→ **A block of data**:
————————

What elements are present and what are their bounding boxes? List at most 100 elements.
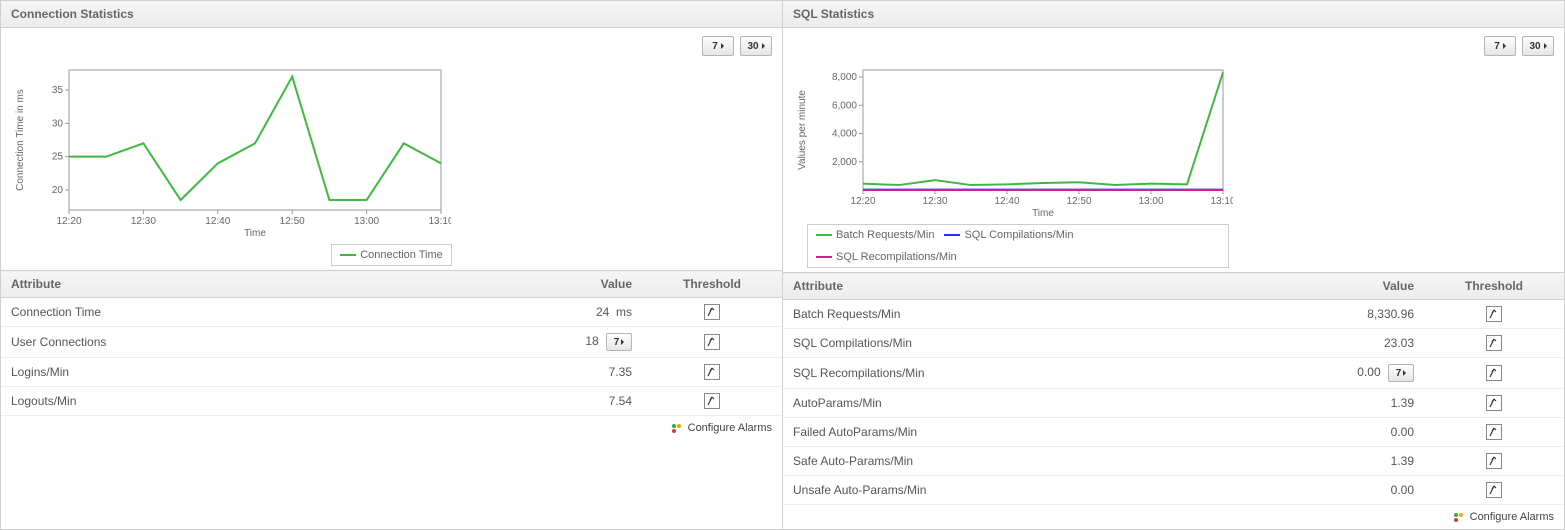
- sql-statistics-panel: SQL Statistics 7 30 2,0004,0006,0008,000…: [783, 1, 1564, 529]
- range-30-button[interactable]: 30: [740, 36, 772, 56]
- panel-title: SQL Statistics: [783, 1, 1564, 28]
- chart-area: 7 30 2,0004,0006,0008,00012:2012:3012:40…: [783, 28, 1564, 272]
- svg-text:Connection Time in ms: Connection Time in ms: [15, 89, 26, 191]
- threshold-cell: [1424, 476, 1564, 505]
- threshold-cell: [1424, 418, 1564, 447]
- svg-text:35: 35: [52, 85, 64, 96]
- table-row: Connection Time24 ms: [1, 298, 782, 327]
- sql-stats-table: Attribute Value Threshold Batch Requests…: [783, 272, 1564, 505]
- svg-text:12:20: 12:20: [56, 216, 81, 227]
- table-row: SQL Recompilations/Min0.00 7: [783, 358, 1564, 389]
- alarm-dots-icon: [1453, 512, 1463, 522]
- svg-text:4,000: 4,000: [832, 129, 857, 140]
- table-row: SQL Compilations/Min23.03: [783, 329, 1564, 358]
- value-cell: 7.54: [502, 387, 642, 416]
- svg-text:12:40: 12:40: [994, 196, 1019, 207]
- svg-text:12:30: 12:30: [131, 216, 156, 227]
- svg-text:12:40: 12:40: [205, 216, 230, 227]
- chevron-right-icon: [1544, 43, 1547, 49]
- connection-stats-table: Attribute Value Threshold Connection Tim…: [1, 270, 782, 416]
- range-buttons: 7 30: [11, 36, 772, 56]
- attr-cell: Unsafe Auto-Params/Min: [783, 476, 1284, 505]
- threshold-cell: [642, 387, 782, 416]
- value-cell: 1.39: [1284, 447, 1424, 476]
- chevron-right-icon: [762, 43, 765, 49]
- svg-text:12:20: 12:20: [850, 196, 875, 207]
- col-attribute: Attribute: [783, 273, 1284, 300]
- attr-cell: SQL Recompilations/Min: [783, 358, 1284, 389]
- value-cell: 18 7: [502, 327, 642, 358]
- threshold-cell: [1424, 300, 1564, 329]
- threshold-icon[interactable]: [1486, 365, 1502, 381]
- panel-title: Connection Statistics: [1, 1, 782, 28]
- chart-legend: Batch Requests/Min SQL Compilations/Min SQ…: [807, 224, 1229, 268]
- connection-time-chart: 2025303512:2012:3012:4012:5013:0013:10Ti…: [11, 60, 451, 240]
- threshold-icon[interactable]: [704, 393, 720, 409]
- configure-alarms-link[interactable]: Configure Alarms: [1470, 511, 1554, 523]
- value-cell: 8,330.96: [1284, 300, 1424, 329]
- table-row: Logouts/Min7.54: [1, 387, 782, 416]
- attr-cell: SQL Compilations/Min: [783, 329, 1284, 358]
- legend-item: Connection Time: [340, 249, 443, 261]
- chevron-right-icon: [721, 43, 724, 49]
- table-row: Logins/Min7.35: [1, 358, 782, 387]
- attr-cell: Failed AutoParams/Min: [783, 418, 1284, 447]
- range-30-button[interactable]: 30: [1522, 36, 1554, 56]
- table-row: Safe Auto-Params/Min1.39: [783, 447, 1564, 476]
- value-cell: 0.00: [1284, 418, 1424, 447]
- threshold-icon[interactable]: [704, 304, 720, 320]
- svg-text:30: 30: [52, 118, 64, 129]
- attr-cell: Connection Time: [1, 298, 502, 327]
- threshold-cell: [642, 298, 782, 327]
- attr-cell: Logins/Min: [1, 358, 502, 387]
- legend-item: SQL Compilations/Min: [944, 229, 1073, 241]
- threshold-icon[interactable]: [1486, 395, 1502, 411]
- chevron-right-icon: [1403, 370, 1406, 376]
- svg-text:2,000: 2,000: [832, 157, 857, 168]
- chevron-right-icon: [1503, 43, 1506, 49]
- threshold-icon[interactable]: [1486, 453, 1502, 469]
- attr-cell: Safe Auto-Params/Min: [783, 447, 1284, 476]
- threshold-cell: [1424, 447, 1564, 476]
- attr-cell: AutoParams/Min: [783, 389, 1284, 418]
- attr-cell: Batch Requests/Min: [783, 300, 1284, 329]
- table-row: Batch Requests/Min8,330.96: [783, 300, 1564, 329]
- table-row: Unsafe Auto-Params/Min0.00: [783, 476, 1564, 505]
- configure-alarms-link[interactable]: Configure Alarms: [688, 422, 772, 434]
- svg-text:12:50: 12:50: [1066, 196, 1091, 207]
- range-7-button[interactable]: 7: [1484, 36, 1516, 56]
- threshold-icon[interactable]: [1486, 482, 1502, 498]
- threshold-icon[interactable]: [704, 364, 720, 380]
- legend-item: SQL Recompilations/Min: [816, 251, 957, 263]
- threshold-icon[interactable]: [1486, 424, 1502, 440]
- history-button[interactable]: 7: [1388, 364, 1414, 382]
- history-button[interactable]: 7: [606, 333, 632, 351]
- value-cell: 7.35: [502, 358, 642, 387]
- svg-text:12:30: 12:30: [922, 196, 947, 207]
- dashboard: Connection Statistics 7 30 2025303512:20…: [0, 0, 1565, 530]
- col-attribute: Attribute: [1, 271, 502, 298]
- configure-alarms-row: Configure Alarms: [1, 416, 782, 440]
- legend-item: Batch Requests/Min: [816, 229, 934, 241]
- configure-alarms-row: Configure Alarms: [783, 505, 1564, 529]
- svg-text:Values per minute: Values per minute: [797, 90, 808, 170]
- threshold-cell: [1424, 358, 1564, 389]
- svg-text:25: 25: [52, 152, 64, 163]
- alarm-dots-icon: [671, 423, 681, 433]
- svg-text:6,000: 6,000: [832, 100, 857, 111]
- threshold-cell: [642, 327, 782, 358]
- svg-text:12:50: 12:50: [280, 216, 305, 227]
- value-cell: 1.39: [1284, 389, 1424, 418]
- sql-stats-chart: 2,0004,0006,0008,00012:2012:3012:4012:50…: [793, 60, 1233, 220]
- attr-cell: User Connections: [1, 327, 502, 358]
- threshold-icon[interactable]: [704, 334, 720, 350]
- threshold-icon[interactable]: [1486, 306, 1502, 322]
- connection-statistics-panel: Connection Statistics 7 30 2025303512:20…: [1, 1, 783, 529]
- table-row: Failed AutoParams/Min0.00: [783, 418, 1564, 447]
- range-7-button[interactable]: 7: [702, 36, 734, 56]
- threshold-cell: [1424, 389, 1564, 418]
- table-row: User Connections18 7: [1, 327, 782, 358]
- col-threshold: Threshold: [1424, 273, 1564, 300]
- threshold-icon[interactable]: [1486, 335, 1502, 351]
- chevron-right-icon: [621, 339, 624, 345]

————————

→ **WRITTEN INSTRUCTION**: Please copy out every item above line for line, without changes, and leave the pictures out.

→ **COMPLETE ANSWER**:
What elements are present and what are their bounding boxes? List at most 100 elements.
- sql-statistics-panel: SQL Statistics 7 30 2,0004,0006,0008,000…: [783, 1, 1564, 529]
- range-30-button[interactable]: 30: [740, 36, 772, 56]
- panel-title: SQL Statistics: [783, 1, 1564, 28]
- chart-area: 7 30 2,0004,0006,0008,00012:2012:3012:40…: [783, 28, 1564, 272]
- svg-text:Connection Time in ms: Connection Time in ms: [15, 89, 26, 191]
- threshold-cell: [1424, 476, 1564, 505]
- threshold-cell: [1424, 418, 1564, 447]
- svg-text:35: 35: [52, 85, 64, 96]
- table-row: Connection Time24 ms: [1, 298, 782, 327]
- sql-stats-table: Attribute Value Threshold Batch Requests…: [783, 272, 1564, 505]
- svg-text:12:20: 12:20: [56, 216, 81, 227]
- table-row: SQL Recompilations/Min0.00 7: [783, 358, 1564, 389]
- alarm-dots-icon: [1453, 512, 1463, 522]
- svg-text:4,000: 4,000: [832, 129, 857, 140]
- table-row: SQL Compilations/Min23.03: [783, 329, 1564, 358]
- value-cell: 7.54: [502, 387, 642, 416]
- svg-text:12:40: 12:40: [994, 196, 1019, 207]
- svg-text:12:30: 12:30: [131, 216, 156, 227]
- svg-text:12:40: 12:40: [205, 216, 230, 227]
- chevron-right-icon: [1544, 43, 1547, 49]
- connection-stats-table: Attribute Value Threshold Connection Tim…: [1, 270, 782, 416]
- range-buttons: 7 30: [11, 36, 772, 56]
- attr-cell: Unsafe Auto-Params/Min: [783, 476, 1284, 505]
- threshold-cell: [642, 387, 782, 416]
- value-cell: 1.39: [1284, 447, 1424, 476]
- chevron-right-icon: [762, 43, 765, 49]
- svg-text:12:20: 12:20: [850, 196, 875, 207]
- col-attribute: Attribute: [783, 273, 1284, 300]
- attr-cell: SQL Recompilations/Min: [783, 358, 1284, 389]
- value-cell: 18 7: [502, 327, 642, 358]
- threshold-cell: [1424, 300, 1564, 329]
- threshold-icon[interactable]: [1486, 365, 1502, 381]
- panel-title: Connection Statistics: [1, 1, 782, 28]
- chart-legend: Batch Requests/Min SQL Compilations/Min SQ…: [807, 224, 1229, 268]
- connection-time-chart: 2025303512:2012:3012:4012:5013:0013:10Ti…: [11, 60, 451, 240]
- threshold-icon[interactable]: [704, 393, 720, 409]
- configure-alarms-link[interactable]: Configure Alarms: [1470, 511, 1554, 523]
- value-cell: 8,330.96: [1284, 300, 1424, 329]
- table-row: Logouts/Min7.54: [1, 387, 782, 416]
- attr-cell: SQL Compilations/Min: [783, 329, 1284, 358]
- legend-item: Connection Time: [340, 249, 443, 261]
- chevron-right-icon: [721, 43, 724, 49]
- table-row: Logins/Min7.35: [1, 358, 782, 387]
- attr-cell: Failed AutoParams/Min: [783, 418, 1284, 447]
- range-30-button[interactable]: 30: [1522, 36, 1554, 56]
- table-row: Safe Auto-Params/Min1.39: [783, 447, 1564, 476]
- value-cell: 0.00: [1284, 418, 1424, 447]
- threshold-icon[interactable]: [704, 304, 720, 320]
- svg-text:30: 30: [52, 118, 64, 129]
- attr-cell: Connection Time: [1, 298, 502, 327]
- threshold-cell: [642, 298, 782, 327]
- attr-cell: Logins/Min: [1, 358, 502, 387]
- legend-item: SQL Compilations/Min: [944, 229, 1073, 241]
- threshold-icon[interactable]: [1486, 395, 1502, 411]
- chevron-right-icon: [1403, 370, 1406, 376]
- svg-text:2,000: 2,000: [832, 157, 857, 168]
- chevron-right-icon: [1503, 43, 1506, 49]
- threshold-icon[interactable]: [1486, 453, 1502, 469]
- attr-cell: Safe Auto-Params/Min: [783, 447, 1284, 476]
- threshold-cell: [1424, 447, 1564, 476]
- attr-cell: AutoParams/Min: [783, 389, 1284, 418]
- attr-cell: Batch Requests/Min: [783, 300, 1284, 329]
- table-row: Batch Requests/Min8,330.96: [783, 300, 1564, 329]
- table-row: Unsafe Auto-Params/Min0.00: [783, 476, 1564, 505]
- configure-alarms-link[interactable]: Configure Alarms: [688, 422, 772, 434]
- svg-text:12:50: 12:50: [1066, 196, 1091, 207]
- range-7-button[interactable]: 7: [1484, 36, 1516, 56]
- threshold-icon[interactable]: [1486, 482, 1502, 498]
- threshold-icon[interactable]: [704, 364, 720, 380]
- legend-item: SQL Recompilations/Min: [816, 251, 957, 263]
- threshold-icon[interactable]: [1486, 424, 1502, 440]
- history-button[interactable]: 7: [1388, 364, 1414, 382]
- history-button[interactable]: 7: [606, 333, 632, 351]
- value-cell: 7.35: [502, 358, 642, 387]
- svg-text:12:30: 12:30: [922, 196, 947, 207]
- dashboard: Connection Statistics 7 30 2025303512:20…: [0, 0, 1565, 530]
- col-attribute: Attribute: [1, 271, 502, 298]
- configure-alarms-row: Configure Alarms: [1, 416, 782, 440]
- legend-item: Batch Requests/Min: [816, 229, 934, 241]
- configure-alarms-row: Configure Alarms: [783, 505, 1564, 529]
- svg-text:Values per minute: Values per minute: [797, 90, 808, 170]
- threshold-cell: [1424, 358, 1564, 389]
- svg-text:25: 25: [52, 152, 64, 163]
- alarm-dots-icon: [671, 423, 681, 433]
- svg-text:6,000: 6,000: [832, 100, 857, 111]
- threshold-cell: [642, 327, 782, 358]
- svg-text:12:50: 12:50: [280, 216, 305, 227]
- value-cell: 1.39: [1284, 389, 1424, 418]
- sql-stats-chart: 2,0004,0006,0008,00012:2012:3012:4012:50…: [793, 60, 1233, 220]
- attr-cell: User Connections: [1, 327, 502, 358]
- threshold-icon[interactable]: [704, 334, 720, 350]
- threshold-icon[interactable]: [1486, 306, 1502, 322]
- connection-statistics-panel: Connection Statistics 7 30 2025303512:20…: [1, 1, 783, 529]
- table-row: Failed AutoParams/Min0.00: [783, 418, 1564, 447]
- range-7-button[interactable]: 7: [702, 36, 734, 56]
- threshold-cell: [1424, 389, 1564, 418]
- table-row: User Connections18 7: [1, 327, 782, 358]
- col-threshold: Threshold: [1424, 273, 1564, 300]
- threshold-icon[interactable]: [1486, 335, 1502, 351]
- chevron-right-icon: [621, 339, 624, 345]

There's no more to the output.